**** Data
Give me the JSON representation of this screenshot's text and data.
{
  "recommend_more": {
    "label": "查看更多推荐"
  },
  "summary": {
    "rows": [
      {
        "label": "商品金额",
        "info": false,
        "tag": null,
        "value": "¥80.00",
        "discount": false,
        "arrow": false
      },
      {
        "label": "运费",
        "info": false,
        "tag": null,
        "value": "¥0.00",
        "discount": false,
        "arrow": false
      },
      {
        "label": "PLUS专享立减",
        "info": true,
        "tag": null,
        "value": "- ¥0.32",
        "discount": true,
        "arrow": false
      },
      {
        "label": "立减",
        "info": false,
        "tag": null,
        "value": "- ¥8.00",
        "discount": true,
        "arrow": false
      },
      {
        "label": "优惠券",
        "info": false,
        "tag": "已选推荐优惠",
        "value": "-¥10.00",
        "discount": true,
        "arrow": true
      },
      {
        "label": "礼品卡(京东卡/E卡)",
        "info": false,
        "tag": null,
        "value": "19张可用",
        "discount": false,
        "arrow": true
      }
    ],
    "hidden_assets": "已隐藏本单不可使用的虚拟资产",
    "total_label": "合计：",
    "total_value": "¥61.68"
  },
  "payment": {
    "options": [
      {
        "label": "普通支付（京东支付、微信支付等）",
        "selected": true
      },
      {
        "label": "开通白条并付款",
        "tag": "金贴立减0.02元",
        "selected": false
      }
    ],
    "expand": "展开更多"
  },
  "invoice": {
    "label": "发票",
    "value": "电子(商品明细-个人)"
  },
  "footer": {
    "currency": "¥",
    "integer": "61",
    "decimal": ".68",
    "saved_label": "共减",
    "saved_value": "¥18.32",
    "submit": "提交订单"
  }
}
********
* Description of the task:
The records above should be duplicated in full, exactly as given.

* Response:
Give me the JSON representation of this screenshot's text and data.
{
  "recommend_more": {
    "label": "查看更多推荐"
  },
  "summary": {
    "rows": [
      {
        "label": "商品金额",
        "info": false,
        "tag": null,
        "value": "¥80.00",
        "discount": false,
        "arrow": false
      },
      {
        "label": "运费",
        "info": false,
        "tag": null,
        "value": "¥0.00",
        "discount": false,
        "arrow": false
      },
      {
        "label": "PLUS专享立减",
        "info": true,
        "tag": null,
        "value": "- ¥0.32",
        "discount": true,
        "arrow": false
      },
      {
        "label": "立减",
        "info": false,
        "tag": null,
        "value": "- ¥8.00",
        "discount": true,
        "arrow": false
      },
      {
        "label": "优惠券",
        "info": false,
        "tag": "已选推荐优惠",
        "value": "-¥10.00",
        "discount": true,
        "arrow": true
      },
      {
        "label": "礼品卡(京东卡/E卡)",
        "info": false,
        "tag": null,
        "value": "19张可用",
        "discount": false,
        "arrow": true
      }
    ],
    "hidden_assets": "已隐藏本单不可使用的虚拟资产",
    "total_label": "合计：",
    "total_value": "¥61.68"
  },
  "payment": {
    "options": [
      {
        "label": "普通支付（京东支付、微信支付等）",
        "selected": true
      },
      {
        "label": "开通白条并付款",
        "tag": "金贴立减0.02元",
        "selected": false
      }
    ],
    "expand": "展开更多"
  },
  "invoice": {
    "label": "发票",
    "value": "电子(商品明细-个人)"
  },
  "footer": {
    "currency": "¥",
    "integer": "61",
    "decimal": ".68",
    "saved_label": "共减",
    "saved_value": "¥18.32",
    "submit": "提交订单"
  }
}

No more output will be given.